**** DATA ROWS

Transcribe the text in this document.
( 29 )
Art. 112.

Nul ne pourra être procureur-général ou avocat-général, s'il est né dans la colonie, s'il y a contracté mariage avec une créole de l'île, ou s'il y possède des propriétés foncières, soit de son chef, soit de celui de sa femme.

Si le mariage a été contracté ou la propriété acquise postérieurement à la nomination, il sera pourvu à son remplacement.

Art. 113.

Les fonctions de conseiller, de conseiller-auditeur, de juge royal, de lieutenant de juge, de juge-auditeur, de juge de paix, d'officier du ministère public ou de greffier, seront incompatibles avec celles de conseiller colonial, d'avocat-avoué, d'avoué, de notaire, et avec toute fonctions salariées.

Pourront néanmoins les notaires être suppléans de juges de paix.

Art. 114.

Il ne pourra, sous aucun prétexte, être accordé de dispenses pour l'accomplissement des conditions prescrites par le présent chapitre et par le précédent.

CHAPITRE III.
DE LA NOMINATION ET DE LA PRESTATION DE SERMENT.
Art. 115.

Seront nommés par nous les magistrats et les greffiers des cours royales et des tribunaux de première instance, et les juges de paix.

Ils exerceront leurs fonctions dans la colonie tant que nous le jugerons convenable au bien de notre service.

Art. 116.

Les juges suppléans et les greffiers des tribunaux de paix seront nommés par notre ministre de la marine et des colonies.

********

WRITTEN PROBLEM:
Pick out, from the lines above, every one that contains the string "suppléans".

CORRECT RESULT:
Pourront néanmoins les notaires être suppléans de juges de paix.
Les juges suppléans et les greffiers des tribunaux de paix seront nommés par notre ministre de la marine et des colonies.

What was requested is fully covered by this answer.